▶ [How to complete this task]: Set the data down again, word for word, as it appears below.

▶ [Task data]:
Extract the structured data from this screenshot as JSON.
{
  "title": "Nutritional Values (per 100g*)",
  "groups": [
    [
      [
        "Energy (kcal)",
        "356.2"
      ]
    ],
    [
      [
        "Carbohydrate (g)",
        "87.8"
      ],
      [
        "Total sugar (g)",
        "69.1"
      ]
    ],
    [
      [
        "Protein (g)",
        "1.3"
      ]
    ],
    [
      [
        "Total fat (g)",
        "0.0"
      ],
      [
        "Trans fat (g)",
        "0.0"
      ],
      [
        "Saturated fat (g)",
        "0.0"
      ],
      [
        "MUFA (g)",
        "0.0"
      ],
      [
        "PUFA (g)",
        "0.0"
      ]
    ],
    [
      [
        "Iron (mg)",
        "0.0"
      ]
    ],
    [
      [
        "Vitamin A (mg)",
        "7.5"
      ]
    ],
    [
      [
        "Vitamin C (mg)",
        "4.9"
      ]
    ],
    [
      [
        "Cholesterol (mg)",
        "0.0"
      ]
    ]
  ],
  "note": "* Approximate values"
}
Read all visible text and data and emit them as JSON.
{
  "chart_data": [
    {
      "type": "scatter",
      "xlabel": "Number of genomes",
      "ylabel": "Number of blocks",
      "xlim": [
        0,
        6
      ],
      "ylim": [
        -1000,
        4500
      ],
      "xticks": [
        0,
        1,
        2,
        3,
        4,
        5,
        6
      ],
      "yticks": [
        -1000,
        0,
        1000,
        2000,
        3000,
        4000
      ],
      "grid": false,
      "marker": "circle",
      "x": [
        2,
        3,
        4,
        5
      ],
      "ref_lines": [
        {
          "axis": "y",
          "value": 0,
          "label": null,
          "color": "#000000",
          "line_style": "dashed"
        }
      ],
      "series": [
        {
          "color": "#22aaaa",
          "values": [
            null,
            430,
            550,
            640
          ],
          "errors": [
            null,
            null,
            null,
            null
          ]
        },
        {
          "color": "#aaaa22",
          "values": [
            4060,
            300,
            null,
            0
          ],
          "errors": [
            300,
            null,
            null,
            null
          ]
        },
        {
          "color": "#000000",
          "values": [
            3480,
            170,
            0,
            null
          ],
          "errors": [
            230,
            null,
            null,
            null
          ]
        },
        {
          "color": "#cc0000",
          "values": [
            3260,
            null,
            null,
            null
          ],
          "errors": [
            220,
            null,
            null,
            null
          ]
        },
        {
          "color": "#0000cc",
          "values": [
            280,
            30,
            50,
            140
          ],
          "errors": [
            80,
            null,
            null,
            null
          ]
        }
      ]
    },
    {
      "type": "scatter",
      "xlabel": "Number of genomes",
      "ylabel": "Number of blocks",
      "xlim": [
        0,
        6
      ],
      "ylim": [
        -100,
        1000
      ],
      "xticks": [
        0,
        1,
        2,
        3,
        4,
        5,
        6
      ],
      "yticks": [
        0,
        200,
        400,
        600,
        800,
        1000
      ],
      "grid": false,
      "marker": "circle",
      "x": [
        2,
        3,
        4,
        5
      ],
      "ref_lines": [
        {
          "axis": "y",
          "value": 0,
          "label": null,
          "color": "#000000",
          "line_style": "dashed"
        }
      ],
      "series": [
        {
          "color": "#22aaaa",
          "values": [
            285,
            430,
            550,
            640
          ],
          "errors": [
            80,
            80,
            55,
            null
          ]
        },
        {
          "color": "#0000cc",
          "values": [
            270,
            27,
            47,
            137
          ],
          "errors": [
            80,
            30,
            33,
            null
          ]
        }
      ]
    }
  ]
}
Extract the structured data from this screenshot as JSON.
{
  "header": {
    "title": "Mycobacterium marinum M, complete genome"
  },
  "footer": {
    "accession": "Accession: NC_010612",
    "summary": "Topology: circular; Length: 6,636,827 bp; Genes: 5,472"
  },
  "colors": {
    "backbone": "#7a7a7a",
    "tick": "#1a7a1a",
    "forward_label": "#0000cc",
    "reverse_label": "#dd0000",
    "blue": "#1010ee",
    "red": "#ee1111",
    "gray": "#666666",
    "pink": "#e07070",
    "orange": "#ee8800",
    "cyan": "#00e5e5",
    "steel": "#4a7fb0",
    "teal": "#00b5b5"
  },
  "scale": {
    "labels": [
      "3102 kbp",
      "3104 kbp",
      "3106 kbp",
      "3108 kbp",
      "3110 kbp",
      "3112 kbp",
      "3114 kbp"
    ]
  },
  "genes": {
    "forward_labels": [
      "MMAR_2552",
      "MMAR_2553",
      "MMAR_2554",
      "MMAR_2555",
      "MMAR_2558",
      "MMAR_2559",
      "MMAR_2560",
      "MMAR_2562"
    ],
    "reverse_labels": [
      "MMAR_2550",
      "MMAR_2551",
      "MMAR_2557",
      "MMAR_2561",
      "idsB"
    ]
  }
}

▶ [Task solution]:
Extract the structured data from this screenshot as JSON.
{
  "title": "Nutritional Values (per 100g*)",
  "groups": [
    [
      [
        "Energy (kcal)",
        "356.2"
      ]
    ],
    [
      [
        "Carbohydrate (g)",
        "87.8"
      ],
      [
        "Total sugar (g)",
        "69.1"
      ]
    ],
    [
      [
        "Protein (g)",
        "1.3"
      ]
    ],
    [
      [
        "Total fat (g)",
        "0.0"
      ],
      [
        "Trans fat (g)",
        "0.0"
      ],
      [
        "Saturated fat (g)",
        "0.0"
      ],
      [
        "MUFA (g)",
        "0.0"
      ],
      [
        "PUFA (g)",
        "0.0"
      ]
    ],
    [
      [
        "Iron (mg)",
        "0.0"
      ]
    ],
    [
      [
        "Vitamin A (mg)",
        "7.5"
      ]
    ],
    [
      [
        "Vitamin C (mg)",
        "4.9"
      ]
    ],
    [
      [
        "Cholesterol (mg)",
        "0.0"
      ]
    ]
  ],
  "note": "* Approximate values"
}
Read all visible text and data and emit them as JSON.
{
  "chart_data": [
    {
      "type": "scatter",
      "xlabel": "Number of genomes",
      "ylabel": "Number of blocks",
      "xlim": [
        0,
        6
      ],
      "ylim": [
        -1000,
        4500
      ],
      "xticks": [
        0,
        1,
        2,
        3,
        4,
        5,
        6
      ],
      "yticks": [
        -1000,
        0,
        1000,
        2000,
        3000,
        4000
      ],
      "grid": false,
      "marker": "circle",
      "x": [
        2,
        3,
        4,
        5
      ],
      "ref_lines": [
        {
          "axis": "y",
          "value": 0,
          "label": null,
          "color": "#000000",
          "line_style": "dashed"
        }
      ],
      "series": [
        {
          "color": "#22aaaa",
          "values": [
            null,
            430,
            550,
            640
          ],
          "errors": [
            null,
            null,
            null,
            null
          ]
        },
        {
          "color": "#aaaa22",
          "values": [
            4060,
            300,
            null,
            0
          ],
          "errors": [
            300,
            null,
            null,
            null
          ]
        },
        {
          "color": "#000000",
          "values": [
            3480,
            170,
            0,
            null
          ],
          "errors": [
            230,
            null,
            null,
            null
          ]
        },
        {
          "color": "#cc0000",
          "values": [
            3260,
            null,
            null,
            null
          ],
          "errors": [
            220,
            null,
            null,
            null
          ]
        },
        {
          "color": "#0000cc",
          "values": [
            280,
            30,
            50,
            140
          ],
          "errors": [
            80,
            null,
            null,
            null
          ]
        }
      ]
    },
    {
      "type": "scatter",
      "xlabel": "Number of genomes",
      "ylabel": "Number of blocks",
      "xlim": [
        0,
        6
      ],
      "ylim": [
        -100,
        1000
      ],
      "xticks": [
        0,
        1,
        2,
        3,
        4,
        5,
        6
      ],
      "yticks": [
        0,
        200,
        400,
        600,
        800,
        1000
      ],
      "grid": false,
      "marker": "circle",
      "x": [
        2,
        3,
        4,
        5
      ],
      "ref_lines": [
        {
          "axis": "y",
          "value": 0,
          "label": null,
          "color": "#000000",
          "line_style": "dashed"
        }
      ],
      "series": [
        {
          "color": "#22aaaa",
          "values": [
            285,
            430,
            550,
            640
          ],
          "errors": [
            80,
            80,
            55,
            null
          ]
        },
        {
          "color": "#0000cc",
          "values": [
            270,
            27,
            47,
            137
          ],
          "errors": [
            80,
            30,
            33,
            null
          ]
        }
      ]
    }
  ]
}
Extract the structured data from this screenshot as JSON.
{
  "header": {
    "title": "Mycobacterium marinum M, complete genome"
  },
  "footer": {
    "accession": "Accession: NC_010612",
    "summary": "Topology: circular; Length: 6,636,827 bp; Genes: 5,472"
  },
  "colors": {
    "backbone": "#7a7a7a",
    "tick": "#1a7a1a",
    "forward_label": "#0000cc",
    "reverse_label": "#dd0000",
    "blue": "#1010ee",
    "red": "#ee1111",
    "gray": "#666666",
    "pink": "#e07070",
    "orange": "#ee8800",
    "cyan": "#00e5e5",
    "steel": "#4a7fb0",
    "teal": "#00b5b5"
  },
  "scale": {
    "labels": [
      "3102 kbp",
      "3104 kbp",
      "3106 kbp",
      "3108 kbp",
      "3110 kbp",
      "3112 kbp",
      "3114 kbp"
    ]
  },
  "genes": {
    "forward_labels": [
      "MMAR_2552",
      "MMAR_2553",
      "MMAR_2554",
      "MMAR_2555",
      "MMAR_2558",
      "MMAR_2559",
      "MMAR_2560",
      "MMAR_2562"
    ],
    "reverse_labels": [
      "MMAR_2550",
      "MMAR_2551",
      "MMAR_2557",
      "MMAR_2561",
      "idsB"
    ]
  }
}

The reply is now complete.